### Work instructions
Go through the data below. List every line that holds the word "Solutions".

^^^^^^^^^^^^^^^^

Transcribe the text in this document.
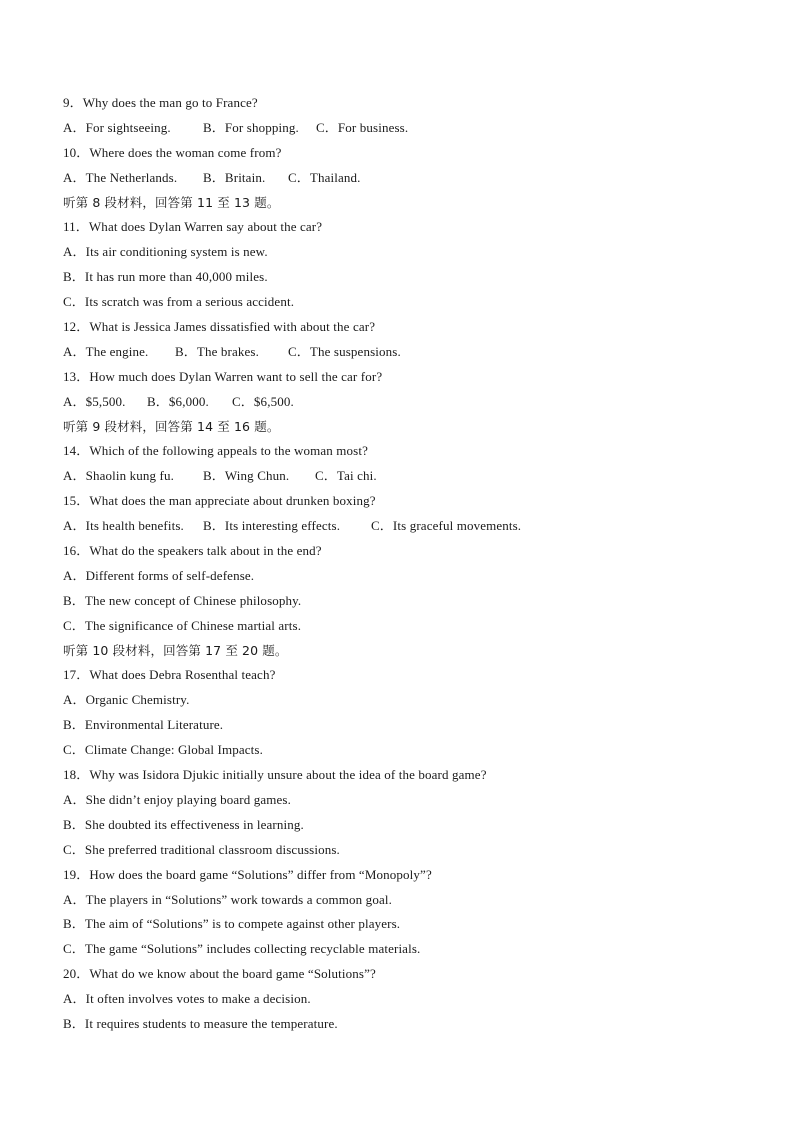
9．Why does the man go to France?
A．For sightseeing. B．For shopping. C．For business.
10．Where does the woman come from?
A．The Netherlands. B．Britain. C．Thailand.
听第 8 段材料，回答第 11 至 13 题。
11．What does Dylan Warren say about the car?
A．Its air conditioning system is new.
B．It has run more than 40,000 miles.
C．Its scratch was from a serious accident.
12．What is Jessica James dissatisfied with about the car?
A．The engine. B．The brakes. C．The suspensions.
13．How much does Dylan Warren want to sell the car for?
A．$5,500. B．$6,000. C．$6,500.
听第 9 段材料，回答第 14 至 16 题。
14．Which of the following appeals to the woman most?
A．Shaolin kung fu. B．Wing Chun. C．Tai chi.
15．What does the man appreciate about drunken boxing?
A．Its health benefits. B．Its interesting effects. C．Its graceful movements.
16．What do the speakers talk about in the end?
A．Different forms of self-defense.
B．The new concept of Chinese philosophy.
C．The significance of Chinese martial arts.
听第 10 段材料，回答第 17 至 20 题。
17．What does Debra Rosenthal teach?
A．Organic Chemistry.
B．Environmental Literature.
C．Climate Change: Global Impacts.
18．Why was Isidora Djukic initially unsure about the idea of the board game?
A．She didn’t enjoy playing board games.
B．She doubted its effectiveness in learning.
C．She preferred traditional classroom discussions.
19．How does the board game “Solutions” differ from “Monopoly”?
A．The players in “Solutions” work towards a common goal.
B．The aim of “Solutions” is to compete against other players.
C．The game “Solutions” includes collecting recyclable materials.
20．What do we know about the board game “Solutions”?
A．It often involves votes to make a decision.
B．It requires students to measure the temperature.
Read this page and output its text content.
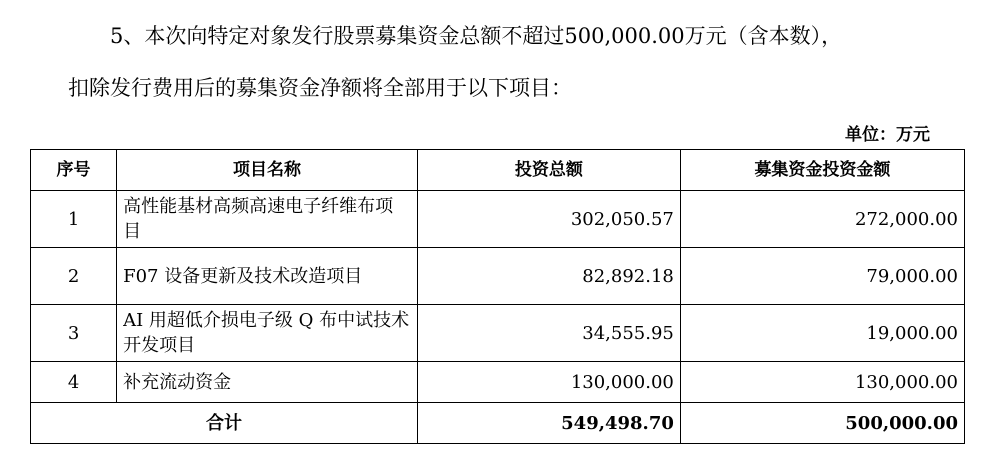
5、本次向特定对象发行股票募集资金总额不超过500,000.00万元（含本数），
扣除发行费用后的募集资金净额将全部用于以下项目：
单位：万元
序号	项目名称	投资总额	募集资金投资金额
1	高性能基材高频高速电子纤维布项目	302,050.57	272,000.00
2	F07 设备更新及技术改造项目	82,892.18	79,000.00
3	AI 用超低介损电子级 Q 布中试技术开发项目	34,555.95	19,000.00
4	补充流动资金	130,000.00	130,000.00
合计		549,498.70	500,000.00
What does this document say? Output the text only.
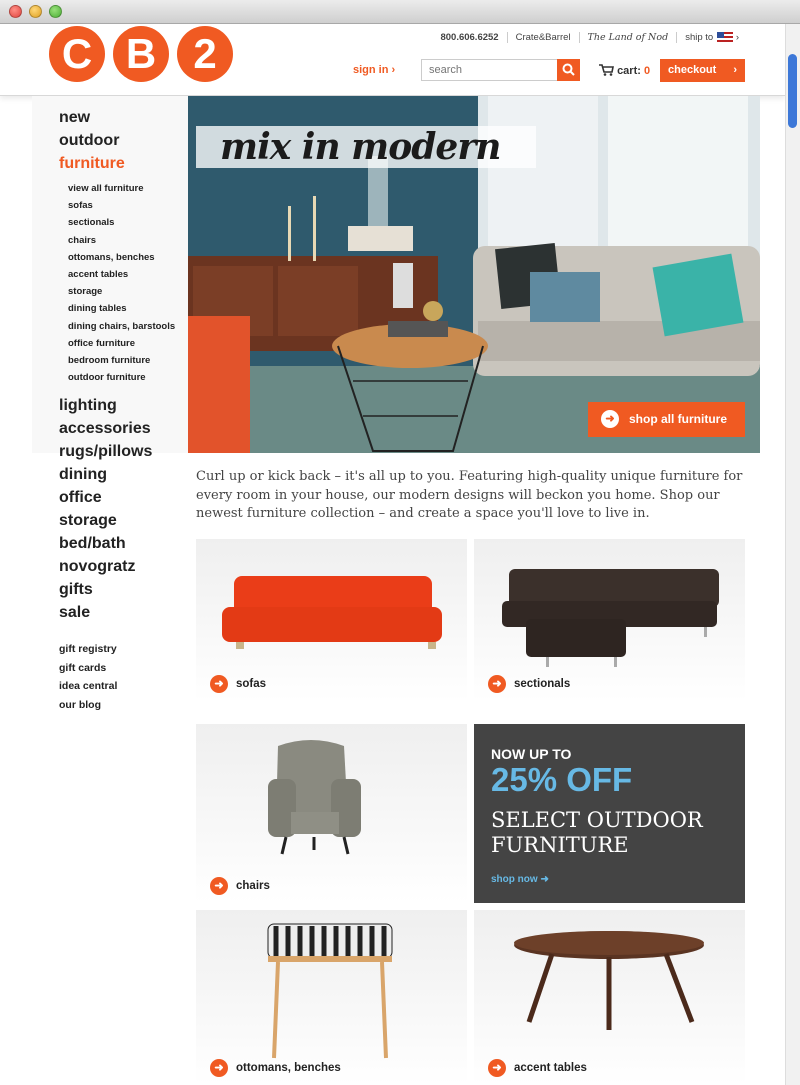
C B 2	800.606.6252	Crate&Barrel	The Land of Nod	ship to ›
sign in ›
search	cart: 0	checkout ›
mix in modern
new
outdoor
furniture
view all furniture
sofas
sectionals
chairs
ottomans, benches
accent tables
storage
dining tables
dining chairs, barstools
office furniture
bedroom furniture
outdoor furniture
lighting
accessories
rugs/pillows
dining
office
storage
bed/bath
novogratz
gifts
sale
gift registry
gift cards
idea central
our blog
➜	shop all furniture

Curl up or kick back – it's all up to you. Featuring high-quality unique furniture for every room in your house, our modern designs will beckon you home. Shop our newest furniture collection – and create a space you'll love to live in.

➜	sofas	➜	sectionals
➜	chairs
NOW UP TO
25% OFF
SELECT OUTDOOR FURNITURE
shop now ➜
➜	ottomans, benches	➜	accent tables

^^^^^^^^^^^^^^^^

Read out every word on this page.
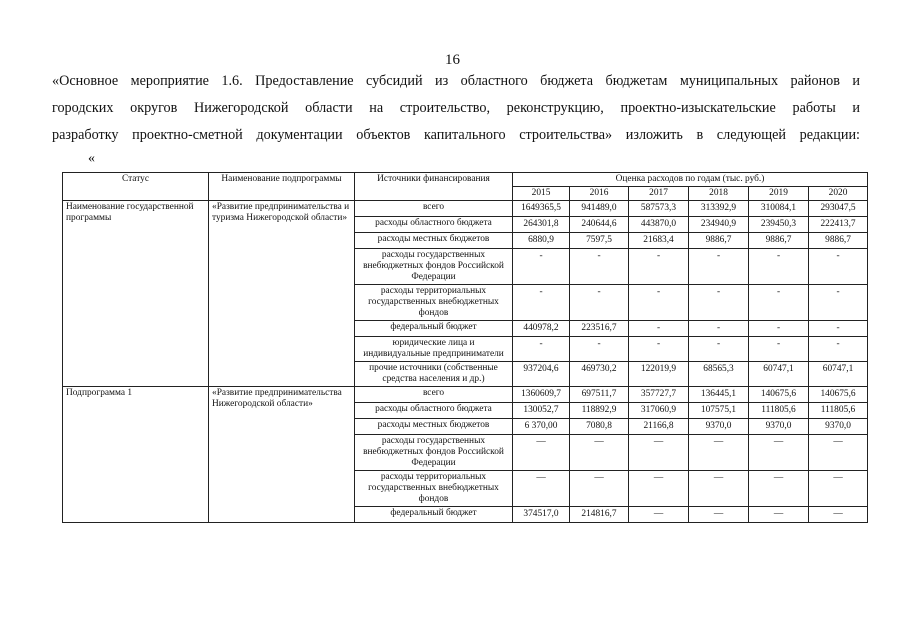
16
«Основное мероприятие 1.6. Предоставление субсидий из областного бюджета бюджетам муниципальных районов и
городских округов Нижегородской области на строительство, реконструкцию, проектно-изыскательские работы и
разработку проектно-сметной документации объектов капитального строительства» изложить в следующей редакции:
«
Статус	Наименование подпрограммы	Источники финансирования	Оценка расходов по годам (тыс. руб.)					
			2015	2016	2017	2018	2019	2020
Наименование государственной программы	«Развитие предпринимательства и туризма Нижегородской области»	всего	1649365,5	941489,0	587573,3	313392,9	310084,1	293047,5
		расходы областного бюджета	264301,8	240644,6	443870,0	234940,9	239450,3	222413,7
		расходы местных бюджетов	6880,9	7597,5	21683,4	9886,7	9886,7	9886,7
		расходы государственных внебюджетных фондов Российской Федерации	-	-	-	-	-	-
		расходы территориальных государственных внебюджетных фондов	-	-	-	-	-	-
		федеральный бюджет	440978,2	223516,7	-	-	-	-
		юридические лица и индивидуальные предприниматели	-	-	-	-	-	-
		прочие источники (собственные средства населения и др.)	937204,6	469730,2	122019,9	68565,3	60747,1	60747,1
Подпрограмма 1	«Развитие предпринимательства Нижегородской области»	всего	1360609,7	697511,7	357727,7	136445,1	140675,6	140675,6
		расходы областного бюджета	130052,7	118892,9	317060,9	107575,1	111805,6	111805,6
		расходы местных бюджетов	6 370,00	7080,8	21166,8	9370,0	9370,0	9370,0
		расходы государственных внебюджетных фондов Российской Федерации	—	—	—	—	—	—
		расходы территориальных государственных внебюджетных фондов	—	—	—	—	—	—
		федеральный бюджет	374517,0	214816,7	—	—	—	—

^^^^^^^^^^^^^^^^

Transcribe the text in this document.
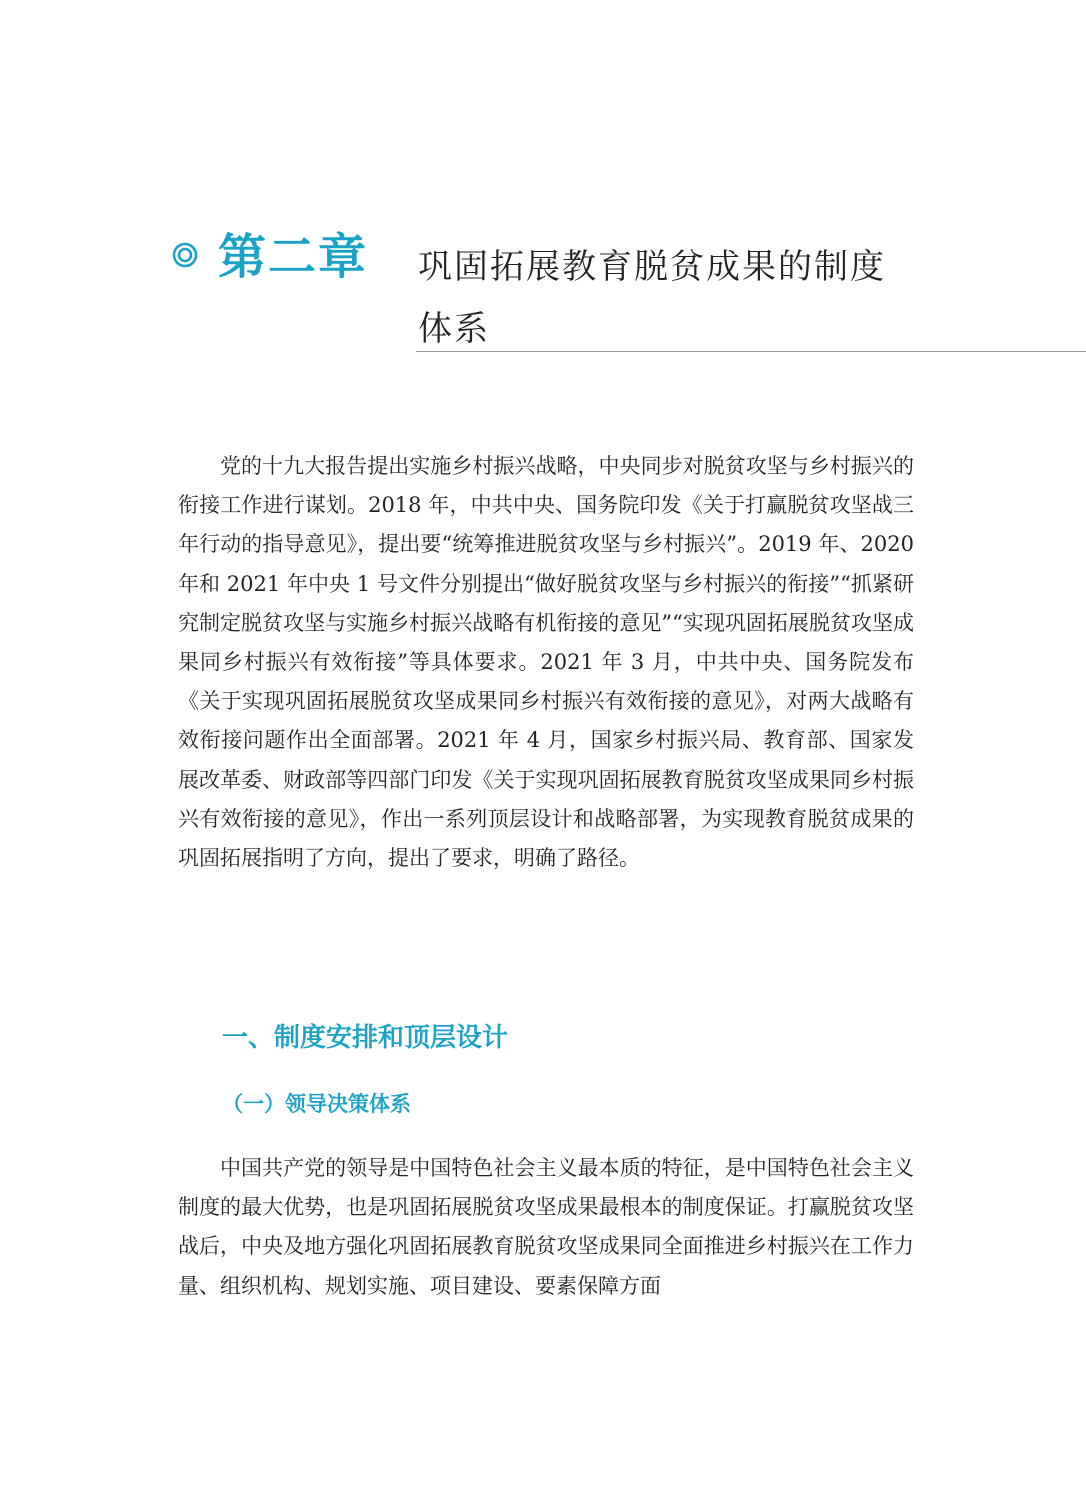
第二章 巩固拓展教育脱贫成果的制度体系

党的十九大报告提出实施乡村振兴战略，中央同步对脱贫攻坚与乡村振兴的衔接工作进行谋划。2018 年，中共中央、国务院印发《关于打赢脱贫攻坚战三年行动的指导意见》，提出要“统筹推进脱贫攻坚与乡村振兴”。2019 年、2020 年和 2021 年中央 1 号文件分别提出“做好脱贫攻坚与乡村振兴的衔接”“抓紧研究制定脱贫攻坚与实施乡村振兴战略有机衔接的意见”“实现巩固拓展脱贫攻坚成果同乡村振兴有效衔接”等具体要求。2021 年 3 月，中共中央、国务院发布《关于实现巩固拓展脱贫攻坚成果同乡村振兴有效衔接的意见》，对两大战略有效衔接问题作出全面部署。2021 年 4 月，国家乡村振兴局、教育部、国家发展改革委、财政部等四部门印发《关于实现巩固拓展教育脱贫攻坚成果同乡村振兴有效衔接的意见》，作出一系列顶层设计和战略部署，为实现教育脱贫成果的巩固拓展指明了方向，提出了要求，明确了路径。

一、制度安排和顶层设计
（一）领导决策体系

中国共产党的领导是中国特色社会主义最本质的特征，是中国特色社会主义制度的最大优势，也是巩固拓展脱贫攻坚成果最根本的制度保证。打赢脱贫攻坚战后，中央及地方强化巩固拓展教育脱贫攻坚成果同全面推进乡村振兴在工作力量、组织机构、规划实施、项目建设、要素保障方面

^^^^^^^^^^^^^^^^

### Solution to this task
19．How does the board game “Solutions” differ from “Monopoly”?
A．The players in “Solutions” work towards a common goal.
B．The aim of “Solutions” is to compete against other players.
C．The game “Solutions” includes collecting recyclable materials.
20．What do we know about the board game “Solutions”?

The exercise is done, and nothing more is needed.